In the records below, locate the line containing "Decode this image", then output that line and all later lines exactly, through the last one.

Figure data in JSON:

★ ★ ★ ★ ★

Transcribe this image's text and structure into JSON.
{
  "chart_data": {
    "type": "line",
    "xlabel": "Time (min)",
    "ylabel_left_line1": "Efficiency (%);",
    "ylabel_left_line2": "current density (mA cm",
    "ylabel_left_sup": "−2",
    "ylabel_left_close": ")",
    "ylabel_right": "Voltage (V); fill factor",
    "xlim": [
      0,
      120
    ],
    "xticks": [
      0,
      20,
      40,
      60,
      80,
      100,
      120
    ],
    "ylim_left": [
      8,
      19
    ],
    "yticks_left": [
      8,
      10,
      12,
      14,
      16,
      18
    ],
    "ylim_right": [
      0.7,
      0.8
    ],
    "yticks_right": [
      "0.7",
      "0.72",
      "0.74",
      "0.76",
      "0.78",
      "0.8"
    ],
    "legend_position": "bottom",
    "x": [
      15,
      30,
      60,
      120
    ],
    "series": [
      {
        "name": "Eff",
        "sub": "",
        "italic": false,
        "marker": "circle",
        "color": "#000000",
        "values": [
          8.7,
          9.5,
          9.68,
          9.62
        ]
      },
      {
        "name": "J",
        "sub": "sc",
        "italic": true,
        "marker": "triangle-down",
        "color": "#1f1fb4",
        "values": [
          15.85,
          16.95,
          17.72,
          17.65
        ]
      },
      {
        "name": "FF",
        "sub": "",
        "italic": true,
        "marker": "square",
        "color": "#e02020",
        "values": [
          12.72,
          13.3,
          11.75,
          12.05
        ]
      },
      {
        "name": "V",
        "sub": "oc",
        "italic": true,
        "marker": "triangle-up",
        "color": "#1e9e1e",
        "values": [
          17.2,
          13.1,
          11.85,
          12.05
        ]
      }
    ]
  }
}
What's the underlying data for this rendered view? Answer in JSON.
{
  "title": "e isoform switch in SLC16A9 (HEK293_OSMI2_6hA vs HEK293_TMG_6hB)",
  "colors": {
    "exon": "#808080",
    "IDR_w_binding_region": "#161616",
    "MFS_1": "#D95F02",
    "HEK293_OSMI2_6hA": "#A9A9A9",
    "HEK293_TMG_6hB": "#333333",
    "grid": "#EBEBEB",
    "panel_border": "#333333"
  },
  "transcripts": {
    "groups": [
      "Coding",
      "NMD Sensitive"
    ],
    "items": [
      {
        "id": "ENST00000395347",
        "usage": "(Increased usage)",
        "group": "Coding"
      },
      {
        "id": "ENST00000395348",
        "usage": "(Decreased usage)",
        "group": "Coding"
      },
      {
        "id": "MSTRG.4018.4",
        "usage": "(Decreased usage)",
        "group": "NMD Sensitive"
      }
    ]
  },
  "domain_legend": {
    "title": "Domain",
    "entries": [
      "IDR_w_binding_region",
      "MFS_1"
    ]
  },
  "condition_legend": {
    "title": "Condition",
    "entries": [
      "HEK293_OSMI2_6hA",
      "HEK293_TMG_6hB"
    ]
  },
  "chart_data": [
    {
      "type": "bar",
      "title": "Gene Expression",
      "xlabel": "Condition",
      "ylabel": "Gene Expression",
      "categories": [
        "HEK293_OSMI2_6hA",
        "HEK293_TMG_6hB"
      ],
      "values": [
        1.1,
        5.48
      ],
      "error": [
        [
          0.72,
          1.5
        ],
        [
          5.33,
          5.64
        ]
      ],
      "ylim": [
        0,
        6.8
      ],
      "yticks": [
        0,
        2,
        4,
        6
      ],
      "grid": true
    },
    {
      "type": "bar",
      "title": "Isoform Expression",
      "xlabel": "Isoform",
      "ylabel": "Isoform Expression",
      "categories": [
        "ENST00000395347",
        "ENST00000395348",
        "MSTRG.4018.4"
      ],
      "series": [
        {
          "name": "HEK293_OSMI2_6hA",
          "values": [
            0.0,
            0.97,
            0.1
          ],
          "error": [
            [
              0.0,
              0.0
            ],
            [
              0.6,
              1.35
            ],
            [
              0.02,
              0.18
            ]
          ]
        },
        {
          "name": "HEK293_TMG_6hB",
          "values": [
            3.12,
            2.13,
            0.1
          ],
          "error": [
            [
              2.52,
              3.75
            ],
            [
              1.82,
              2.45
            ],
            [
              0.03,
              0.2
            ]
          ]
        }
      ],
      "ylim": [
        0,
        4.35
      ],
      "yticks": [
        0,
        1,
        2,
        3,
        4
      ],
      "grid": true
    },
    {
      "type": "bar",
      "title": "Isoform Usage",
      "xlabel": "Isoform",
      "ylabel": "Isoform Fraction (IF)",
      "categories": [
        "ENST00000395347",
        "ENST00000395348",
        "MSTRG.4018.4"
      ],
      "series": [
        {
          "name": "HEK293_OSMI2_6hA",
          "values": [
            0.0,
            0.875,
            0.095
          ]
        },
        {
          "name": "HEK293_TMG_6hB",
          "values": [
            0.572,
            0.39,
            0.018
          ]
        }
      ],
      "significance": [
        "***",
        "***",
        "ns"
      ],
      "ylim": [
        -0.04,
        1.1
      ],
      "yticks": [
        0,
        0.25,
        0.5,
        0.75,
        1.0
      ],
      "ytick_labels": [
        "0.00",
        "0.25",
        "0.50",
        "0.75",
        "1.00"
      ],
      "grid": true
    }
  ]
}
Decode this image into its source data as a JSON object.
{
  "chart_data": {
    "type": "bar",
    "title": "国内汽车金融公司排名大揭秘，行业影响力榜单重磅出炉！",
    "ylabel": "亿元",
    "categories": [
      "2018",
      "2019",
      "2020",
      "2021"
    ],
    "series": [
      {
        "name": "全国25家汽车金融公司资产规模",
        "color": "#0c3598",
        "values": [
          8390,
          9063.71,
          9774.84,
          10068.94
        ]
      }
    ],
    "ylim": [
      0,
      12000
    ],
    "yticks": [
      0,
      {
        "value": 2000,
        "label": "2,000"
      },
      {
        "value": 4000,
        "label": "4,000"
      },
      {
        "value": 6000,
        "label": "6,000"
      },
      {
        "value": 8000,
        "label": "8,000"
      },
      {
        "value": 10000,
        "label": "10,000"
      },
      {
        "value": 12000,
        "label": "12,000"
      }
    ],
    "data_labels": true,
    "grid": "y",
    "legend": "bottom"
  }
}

★ ★ ★ ★ ★

Result of the exercise:
Decode this image into its source data as a JSON object.
{
  "chart_data": {
    "type": "bar",
    "title": "国内汽车金融公司排名大揭秘，行业影响力榜单重磅出炉！",
    "ylabel": "亿元",
    "categories": [
      "2018",
      "2019",
      "2020",
      "2021"
    ],
    "series": [
      {
        "name": "全国25家汽车金融公司资产规模",
        "color": "#0c3598",
        "values": [
          8390,
          9063.71,
          9774.84,
          10068.94
        ]
      }
    ],
    "ylim": [
      0,
      12000
    ],
    "yticks": [
      0,
      {
        "value": 2000,
        "label": "2,000"
      },
      {
        "value": 4000,
        "label": "4,000"
      },
      {
        "value": 6000,
        "label": "6,000"
      },
      {
        "value": 8000,
        "label": "8,000"
      },
      {
        "value": 10000,
        "label": "10,000"
      },
      {
        "value": 12000,
        "label": "12,000"
      }
    ],
    "data_labels": true,
    "grid": "y",
    "legend": "bottom"
  }
}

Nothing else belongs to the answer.